***** Extracted information

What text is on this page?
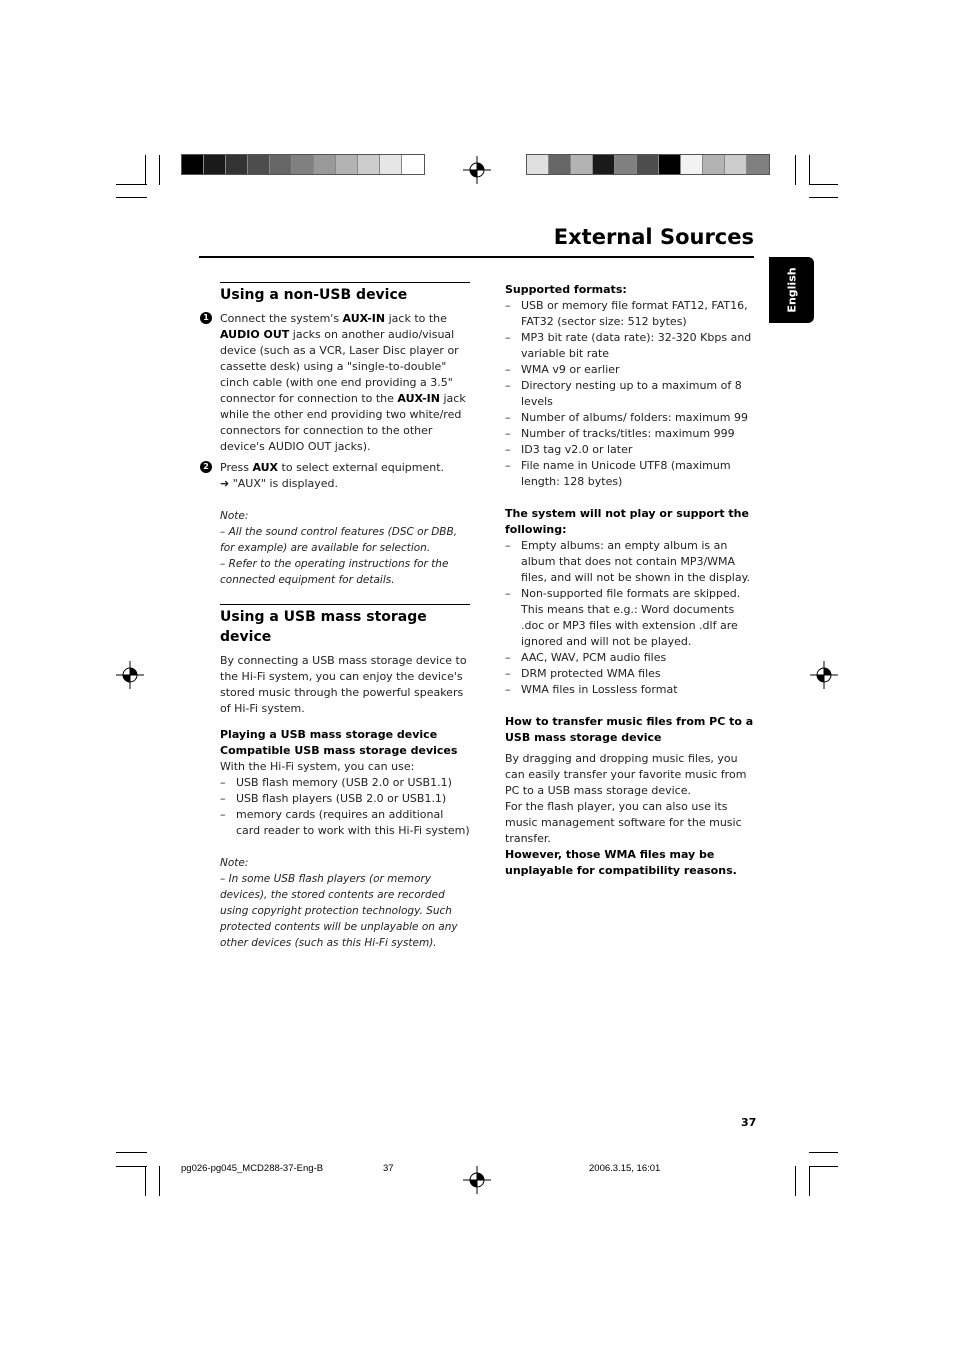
External Sources
English
Using a non-USB device
1 Connect the system's AUX-IN jack to the AUDIO OUT jacks on another audio/visual device (such as a VCR, Laser Disc player or cassette desk) using a "single-to-double" cinch cable (with one end providing a 3.5" connector for connection to the AUX-IN jack while the other end providing two white/red connectors for connection to the other device's AUDIO OUT jacks).

2 Press AUX to select external equipment.

➜ "AUX" is displayed.

Note:

– All the sound control features (DSC or DBB, for example) are available for selection.

– Refer to the operating instructions for the connected equipment for details.

Using a USB mass storage device

By connecting a USB mass storage device to the Hi-Fi system, you can enjoy the device's stored music through the powerful speakers of Hi-Fi system.

Playing a USB mass storage device

Compatible USB mass storage devices

With the Hi-Fi system, you can use:

– USB flash memory (USB 2.0 or USB1.1)
– USB flash players (USB 2.0 or USB1.1)
– memory cards (requires an additional card reader to work with this Hi-Fi system)

Note:

– In some USB flash players (or memory devices), the stored contents are recorded using copyright protection technology. Such protected contents will be unplayable on any other devices (such as this Hi-Fi system).

Supported formats:

– USB or memory file format FAT12, FAT16, FAT32 (sector size: 512 bytes)
– MP3 bit rate (data rate): 32-320 Kbps and variable bit rate
– WMA v9 or earlier
– Directory nesting up to a maximum of 8 levels
– Number of albums/ folders: maximum 99
– Number of tracks/titles: maximum 999
– ID3 tag v2.0 or later
– File name in Unicode UTF8 (maximum length: 128 bytes)

The system will not play or support the following:

– Empty albums: an empty album is an album that does not contain MP3/WMA files, and will not be shown in the display.
– Non-supported file formats are skipped. This means that e.g.: Word documents .doc or MP3 files with extension .dlf are ignored and will not be played.
– AAC, WAV, PCM audio files
– DRM protected WMA files
– WMA files in Lossless format

How to transfer music files from PC to a USB mass storage device

By dragging and dropping music files, you can easily transfer your favorite music from PC to a USB mass storage device.

For the flash player, you can also use its music management software for the music transfer.

However, those WMA files may be unplayable for compatibility reasons.

37
pg026-pg045_MCD288-37-Eng-B	37	2006.3.15, 16:01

**********

Without the pictures, output the full listing exactly as it stands.

• [Solved problem]
What text is on this page?
External Sources
English
Using a non-USB device
1 Connect the system's AUX-IN jack to the AUDIO OUT jacks on another audio/visual device (such as a VCR, Laser Disc player or cassette desk) using a "single-to-double" cinch cable (with one end providing a 3.5" connector for connection to the AUX-IN jack while the other end providing two white/red connectors for connection to the other device's AUDIO OUT jacks).

2 Press AUX to select external equipment.

➜ "AUX" is displayed.

Note:

– All the sound control features (DSC or DBB, for example) are available for selection.

– Refer to the operating instructions for the connected equipment for details.

Using a USB mass storage device

By connecting a USB mass storage device to the Hi-Fi system, you can enjoy the device's stored music through the powerful speakers of Hi-Fi system.

Playing a USB mass storage device

Compatible USB mass storage devices

With the Hi-Fi system, you can use:

– USB flash memory (USB 2.0 or USB1.1)
– USB flash players (USB 2.0 or USB1.1)
– memory cards (requires an additional card reader to work with this Hi-Fi system)

Note:

– In some USB flash players (or memory devices), the stored contents are recorded using copyright protection technology. Such protected contents will be unplayable on any other devices (such as this Hi-Fi system).

Supported formats:

– USB or memory file format FAT12, FAT16, FAT32 (sector size: 512 bytes)
– MP3 bit rate (data rate): 32-320 Kbps and variable bit rate
– WMA v9 or earlier
– Directory nesting up to a maximum of 8 levels
– Number of albums/ folders: maximum 99
– Number of tracks/titles: maximum 999
– ID3 tag v2.0 or later
– File name in Unicode UTF8 (maximum length: 128 bytes)

The system will not play or support the following:

– Empty albums: an empty album is an album that does not contain MP3/WMA files, and will not be shown in the display.
– Non-supported file formats are skipped. This means that e.g.: Word documents .doc or MP3 files with extension .dlf are ignored and will not be played.
– AAC, WAV, PCM audio files
– DRM protected WMA files
– WMA files in Lossless format

How to transfer music files from PC to a USB mass storage device

By dragging and dropping music files, you can easily transfer your favorite music from PC to a USB mass storage device.

For the flash player, you can also use its music management software for the music transfer.

However, those WMA files may be unplayable for compatibility reasons.

37
pg026-pg045_MCD288-37-Eng-B	37	2006.3.15, 16:01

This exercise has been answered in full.